Figure data in JSON
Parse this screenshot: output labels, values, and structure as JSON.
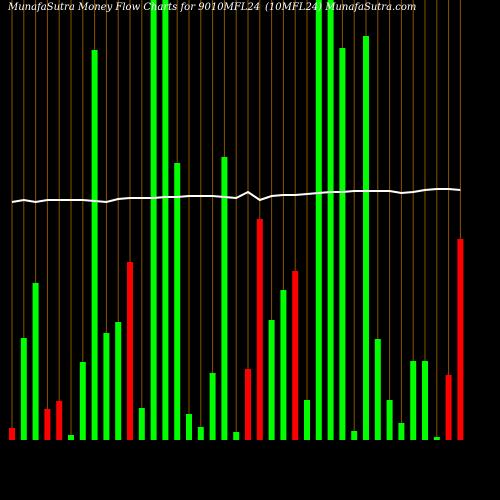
{
  "chart_data": {
    "type": "bar",
    "title": "MunafaSutra  Money Flow  Charts for 9010MFL24",
    "subtitle": "(10MFL24) MunafaSutra.com",
    "categories": [
      null,
      null,
      null,
      null,
      null,
      null,
      null,
      null,
      null,
      null,
      null,
      null,
      null,
      null,
      null,
      null,
      null,
      null,
      null,
      null,
      null,
      null,
      null,
      null,
      null,
      null,
      null,
      null,
      null,
      null,
      null,
      null,
      null,
      null,
      null,
      null,
      null,
      null,
      null
    ],
    "series": [
      {
        "values": [
          12,
          102,
          157,
          31,
          39,
          5,
          78,
          390,
          107,
          118,
          178,
          32,
          460,
          460,
          277,
          26,
          13,
          67,
          283,
          8,
          71,
          221,
          120,
          150,
          169,
          40,
          460,
          460,
          392,
          9,
          404,
          101,
          40,
          17,
          79,
          79,
          3,
          65,
          201
        ],
        "colors": [
          "#ff0000",
          "#00ff00",
          "#00ff00",
          "#ff0000",
          "#ff0000",
          "#00ff00",
          "#00ff00",
          "#00ff00",
          "#00ff00",
          "#00ff00",
          "#ff0000",
          "#00ff00",
          "#00ff00",
          "#00ff00",
          "#00ff00",
          "#00ff00",
          "#00ff00",
          "#00ff00",
          "#00ff00",
          "#00ff00",
          "#ff0000",
          "#ff0000",
          "#00ff00",
          "#00ff00",
          "#ff0000",
          "#00ff00",
          "#00ff00",
          "#00ff00",
          "#00ff00",
          "#00ff00",
          "#00ff00",
          "#00ff00",
          "#00ff00",
          "#00ff00",
          "#00ff00",
          "#00ff00",
          "#00ff00",
          "#ff0000",
          "#ff0000"
        ]
      },
      {
        "type": "line",
        "color": "#ffffff",
        "values": [
          238,
          240,
          238,
          240,
          240,
          240,
          240,
          239,
          238,
          241,
          242,
          242,
          242,
          243,
          243,
          244,
          244,
          244,
          243,
          242,
          248,
          240,
          244,
          245,
          245,
          246,
          247,
          248,
          248,
          249,
          249,
          249,
          249,
          247,
          248,
          250,
          251,
          251,
          250
        ]
      }
    ],
    "ylim": [
      0,
      440
    ]
  }
}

GIVEN TASK: Using the listing, collect all lines in which the string "MunafaSutra" is found.

EXERCISE SOLUTION:
    "title": "MunafaSutra  Money Flow  Charts for 9010MFL24",
    "subtitle": "(10MFL24) MunafaSutra.com",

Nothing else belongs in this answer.